** start Source material **

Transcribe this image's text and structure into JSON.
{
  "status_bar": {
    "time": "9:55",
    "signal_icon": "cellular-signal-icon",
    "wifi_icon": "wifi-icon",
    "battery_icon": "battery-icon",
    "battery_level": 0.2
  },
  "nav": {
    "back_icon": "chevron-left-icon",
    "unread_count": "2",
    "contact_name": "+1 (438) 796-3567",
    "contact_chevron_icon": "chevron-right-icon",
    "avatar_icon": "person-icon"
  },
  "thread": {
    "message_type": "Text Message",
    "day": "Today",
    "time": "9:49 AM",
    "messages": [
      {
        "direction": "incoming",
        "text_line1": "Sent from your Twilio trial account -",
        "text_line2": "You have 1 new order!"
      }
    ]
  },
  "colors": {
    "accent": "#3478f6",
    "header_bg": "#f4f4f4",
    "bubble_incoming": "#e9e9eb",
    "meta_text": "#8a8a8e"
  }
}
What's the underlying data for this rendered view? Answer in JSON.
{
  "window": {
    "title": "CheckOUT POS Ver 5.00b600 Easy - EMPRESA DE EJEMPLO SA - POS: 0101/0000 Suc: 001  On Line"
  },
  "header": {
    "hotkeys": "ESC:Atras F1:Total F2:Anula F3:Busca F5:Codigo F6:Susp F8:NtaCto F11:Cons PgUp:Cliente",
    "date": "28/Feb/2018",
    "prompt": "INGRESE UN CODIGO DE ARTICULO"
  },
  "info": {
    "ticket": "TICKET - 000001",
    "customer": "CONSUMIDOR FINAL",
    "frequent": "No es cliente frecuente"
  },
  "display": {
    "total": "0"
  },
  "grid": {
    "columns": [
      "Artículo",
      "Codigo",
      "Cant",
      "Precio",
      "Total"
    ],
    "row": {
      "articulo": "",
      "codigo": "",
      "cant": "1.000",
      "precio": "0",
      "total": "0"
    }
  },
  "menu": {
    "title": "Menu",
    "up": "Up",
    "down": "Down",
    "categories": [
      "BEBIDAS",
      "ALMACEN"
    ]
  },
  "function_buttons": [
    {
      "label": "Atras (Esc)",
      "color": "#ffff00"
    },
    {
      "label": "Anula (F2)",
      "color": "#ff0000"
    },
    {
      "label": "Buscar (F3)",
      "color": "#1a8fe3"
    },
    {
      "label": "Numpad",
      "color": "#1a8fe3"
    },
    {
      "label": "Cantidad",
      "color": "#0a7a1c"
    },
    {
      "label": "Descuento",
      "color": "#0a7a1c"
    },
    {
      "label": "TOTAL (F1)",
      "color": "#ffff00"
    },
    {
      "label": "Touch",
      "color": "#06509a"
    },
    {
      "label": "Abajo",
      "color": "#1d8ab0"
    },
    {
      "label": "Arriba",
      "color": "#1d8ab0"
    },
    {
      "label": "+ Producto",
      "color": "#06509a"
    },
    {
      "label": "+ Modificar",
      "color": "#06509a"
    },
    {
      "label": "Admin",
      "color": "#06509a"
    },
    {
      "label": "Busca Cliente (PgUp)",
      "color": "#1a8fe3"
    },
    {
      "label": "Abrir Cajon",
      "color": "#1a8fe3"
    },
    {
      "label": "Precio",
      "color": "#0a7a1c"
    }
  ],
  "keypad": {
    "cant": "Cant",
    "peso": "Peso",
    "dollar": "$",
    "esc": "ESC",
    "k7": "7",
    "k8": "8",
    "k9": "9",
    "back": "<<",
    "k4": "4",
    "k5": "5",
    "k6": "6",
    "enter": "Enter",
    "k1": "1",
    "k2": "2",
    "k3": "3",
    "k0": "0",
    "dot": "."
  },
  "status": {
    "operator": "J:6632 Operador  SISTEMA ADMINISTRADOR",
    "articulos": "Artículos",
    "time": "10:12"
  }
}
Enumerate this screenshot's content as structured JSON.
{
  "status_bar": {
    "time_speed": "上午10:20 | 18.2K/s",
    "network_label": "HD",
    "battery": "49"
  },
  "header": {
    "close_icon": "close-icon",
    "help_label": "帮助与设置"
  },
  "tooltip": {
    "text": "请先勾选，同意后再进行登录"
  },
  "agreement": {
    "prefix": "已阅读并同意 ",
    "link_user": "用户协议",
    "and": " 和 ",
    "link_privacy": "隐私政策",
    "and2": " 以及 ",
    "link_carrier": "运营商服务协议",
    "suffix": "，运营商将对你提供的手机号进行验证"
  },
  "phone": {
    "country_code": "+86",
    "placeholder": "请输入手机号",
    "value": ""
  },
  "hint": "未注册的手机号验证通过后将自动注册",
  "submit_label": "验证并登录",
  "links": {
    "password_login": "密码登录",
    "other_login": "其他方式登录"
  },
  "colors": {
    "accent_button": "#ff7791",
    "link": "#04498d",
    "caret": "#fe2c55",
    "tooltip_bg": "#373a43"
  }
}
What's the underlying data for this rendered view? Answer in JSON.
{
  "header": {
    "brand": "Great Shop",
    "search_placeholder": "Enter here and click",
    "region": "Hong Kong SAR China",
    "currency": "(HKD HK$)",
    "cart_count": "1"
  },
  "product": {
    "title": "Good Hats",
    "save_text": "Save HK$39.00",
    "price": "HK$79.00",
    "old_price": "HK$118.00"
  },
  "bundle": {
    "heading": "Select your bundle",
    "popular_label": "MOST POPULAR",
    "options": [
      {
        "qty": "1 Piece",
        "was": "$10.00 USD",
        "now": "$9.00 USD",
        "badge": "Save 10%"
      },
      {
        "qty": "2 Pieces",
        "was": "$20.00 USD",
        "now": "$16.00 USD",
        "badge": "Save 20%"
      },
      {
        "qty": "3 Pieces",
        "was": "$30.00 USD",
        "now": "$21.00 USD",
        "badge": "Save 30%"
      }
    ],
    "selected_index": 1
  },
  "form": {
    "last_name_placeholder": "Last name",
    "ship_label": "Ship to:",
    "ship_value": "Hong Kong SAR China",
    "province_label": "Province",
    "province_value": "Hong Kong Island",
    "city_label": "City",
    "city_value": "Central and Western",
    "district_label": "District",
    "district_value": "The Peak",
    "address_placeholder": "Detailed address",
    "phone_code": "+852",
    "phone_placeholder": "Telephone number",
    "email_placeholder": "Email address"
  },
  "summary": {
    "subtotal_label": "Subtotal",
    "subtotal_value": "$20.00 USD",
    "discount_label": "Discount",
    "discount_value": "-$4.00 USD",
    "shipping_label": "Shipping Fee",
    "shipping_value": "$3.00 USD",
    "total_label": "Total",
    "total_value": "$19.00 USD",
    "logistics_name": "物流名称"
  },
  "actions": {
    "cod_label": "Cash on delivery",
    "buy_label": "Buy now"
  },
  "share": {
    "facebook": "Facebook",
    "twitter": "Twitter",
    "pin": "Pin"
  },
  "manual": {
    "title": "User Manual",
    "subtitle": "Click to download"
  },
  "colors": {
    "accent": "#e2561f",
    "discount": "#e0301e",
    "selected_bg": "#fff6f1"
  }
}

** end Source material **

> Job: Write out the entries in full, exactly as given.

> Solution for this problem:
Transcribe this image's text and structure into JSON.
{
  "status_bar": {
    "time": "9:55",
    "signal_icon": "cellular-signal-icon",
    "wifi_icon": "wifi-icon",
    "battery_icon": "battery-icon",
    "battery_level": 0.2
  },
  "nav": {
    "back_icon": "chevron-left-icon",
    "unread_count": "2",
    "contact_name": "+1 (438) 796-3567",
    "contact_chevron_icon": "chevron-right-icon",
    "avatar_icon": "person-icon"
  },
  "thread": {
    "message_type": "Text Message",
    "day": "Today",
    "time": "9:49 AM",
    "messages": [
      {
        "direction": "incoming",
        "text_line1": "Sent from your Twilio trial account -",
        "text_line2": "You have 1 new order!"
      }
    ]
  },
  "colors": {
    "accent": "#3478f6",
    "header_bg": "#f4f4f4",
    "bubble_incoming": "#e9e9eb",
    "meta_text": "#8a8a8e"
  }
}
What's the underlying data for this rendered view? Answer in JSON.
{
  "window": {
    "title": "CheckOUT POS Ver 5.00b600 Easy - EMPRESA DE EJEMPLO SA - POS: 0101/0000 Suc: 001  On Line"
  },
  "header": {
    "hotkeys": "ESC:Atras F1:Total F2:Anula F3:Busca F5:Codigo F6:Susp F8:NtaCto F11:Cons PgUp:Cliente",
    "date": "28/Feb/2018",
    "prompt": "INGRESE UN CODIGO DE ARTICULO"
  },
  "info": {
    "ticket": "TICKET - 000001",
    "customer": "CONSUMIDOR FINAL",
    "frequent": "No es cliente frecuente"
  },
  "display": {
    "total": "0"
  },
  "grid": {
    "columns": [
      "Artículo",
      "Codigo",
      "Cant",
      "Precio",
      "Total"
    ],
    "row": {
      "articulo": "",
      "codigo": "",
      "cant": "1.000",
      "precio": "0",
      "total": "0"
    }
  },
  "menu": {
    "title": "Menu",
    "up": "Up",
    "down": "Down",
    "categories": [
      "BEBIDAS",
      "ALMACEN"
    ]
  },
  "function_buttons": [
    {
      "label": "Atras (Esc)",
      "color": "#ffff00"
    },
    {
      "label": "Anula (F2)",
      "color": "#ff0000"
    },
    {
      "label": "Buscar (F3)",
      "color": "#1a8fe3"
    },
    {
      "label": "Numpad",
      "color": "#1a8fe3"
    },
    {
      "label": "Cantidad",
      "color": "#0a7a1c"
    },
    {
      "label": "Descuento",
      "color": "#0a7a1c"
    },
    {
      "label": "TOTAL (F1)",
      "color": "#ffff00"
    },
    {
      "label": "Touch",
      "color": "#06509a"
    },
    {
      "label": "Abajo",
      "color": "#1d8ab0"
    },
    {
      "label": "Arriba",
      "color": "#1d8ab0"
    },
    {
      "label": "+ Producto",
      "color": "#06509a"
    },
    {
      "label": "+ Modificar",
      "color": "#06509a"
    },
    {
      "label": "Admin",
      "color": "#06509a"
    },
    {
      "label": "Busca Cliente (PgUp)",
      "color": "#1a8fe3"
    },
    {
      "label": "Abrir Cajon",
      "color": "#1a8fe3"
    },
    {
      "label": "Precio",
      "color": "#0a7a1c"
    }
  ],
  "keypad": {
    "cant": "Cant",
    "peso": "Peso",
    "dollar": "$",
    "esc": "ESC",
    "k7": "7",
    "k8": "8",
    "k9": "9",
    "back": "<<",
    "k4": "4",
    "k5": "5",
    "k6": "6",
    "enter": "Enter",
    "k1": "1",
    "k2": "2",
    "k3": "3",
    "k0": "0",
    "dot": "."
  },
  "status": {
    "operator": "J:6632 Operador  SISTEMA ADMINISTRADOR",
    "articulos": "Artículos",
    "time": "10:12"
  }
}
Enumerate this screenshot's content as structured JSON.
{
  "status_bar": {
    "time_speed": "上午10:20 | 18.2K/s",
    "network_label": "HD",
    "battery": "49"
  },
  "header": {
    "close_icon": "close-icon",
    "help_label": "帮助与设置"
  },
  "tooltip": {
    "text": "请先勾选，同意后再进行登录"
  },
  "agreement": {
    "prefix": "已阅读并同意 ",
    "link_user": "用户协议",
    "and": " 和 ",
    "link_privacy": "隐私政策",
    "and2": " 以及 ",
    "link_carrier": "运营商服务协议",
    "suffix": "，运营商将对你提供的手机号进行验证"
  },
  "phone": {
    "country_code": "+86",
    "placeholder": "请输入手机号",
    "value": ""
  },
  "hint": "未注册的手机号验证通过后将自动注册",
  "submit_label": "验证并登录",
  "links": {
    "password_login": "密码登录",
    "other_login": "其他方式登录"
  },
  "colors": {
    "accent_button": "#ff7791",
    "link": "#04498d",
    "caret": "#fe2c55",
    "tooltip_bg": "#373a43"
  }
}
What's the underlying data for this rendered view? Answer in JSON.
{
  "header": {
    "brand": "Great Shop",
    "search_placeholder": "Enter here and click",
    "region": "Hong Kong SAR China",
    "currency": "(HKD HK$)",
    "cart_count": "1"
  },
  "product": {
    "title": "Good Hats",
    "save_text": "Save HK$39.00",
    "price": "HK$79.00",
    "old_price": "HK$118.00"
  },
  "bundle": {
    "heading": "Select your bundle",
    "popular_label": "MOST POPULAR",
    "options": [
      {
        "qty": "1 Piece",
        "was": "$10.00 USD",
        "now": "$9.00 USD",
        "badge": "Save 10%"
      },
      {
        "qty": "2 Pieces",
        "was": "$20.00 USD",
        "now": "$16.00 USD",
        "badge": "Save 20%"
      },
      {
        "qty": "3 Pieces",
        "was": "$30.00 USD",
        "now": "$21.00 USD",
        "badge": "Save 30%"
      }
    ],
    "selected_index": 1
  },
  "form": {
    "last_name_placeholder": "Last name",
    "ship_label": "Ship to:",
    "ship_value": "Hong Kong SAR China",
    "province_label": "Province",
    "province_value": "Hong Kong Island",
    "city_label": "City",
    "city_value": "Central and Western",
    "district_label": "District",
    "district_value": "The Peak",
    "address_placeholder": "Detailed address",
    "phone_code": "+852",
    "phone_placeholder": "Telephone number",
    "email_placeholder": "Email address"
  },
  "summary": {
    "subtotal_label": "Subtotal",
    "subtotal_value": "$20.00 USD",
    "discount_label": "Discount",
    "discount_value": "-$4.00 USD",
    "shipping_label": "Shipping Fee",
    "shipping_value": "$3.00 USD",
    "total_label": "Total",
    "total_value": "$19.00 USD",
    "logistics_name": "物流名称"
  },
  "actions": {
    "cod_label": "Cash on delivery",
    "buy_label": "Buy now"
  },
  "share": {
    "facebook": "Facebook",
    "twitter": "Twitter",
    "pin": "Pin"
  },
  "manual": {
    "title": "User Manual",
    "subtitle": "Click to download"
  },
  "colors": {
    "accent": "#e2561f",
    "discount": "#e0301e",
    "selected_bg": "#fff6f1"
  }
}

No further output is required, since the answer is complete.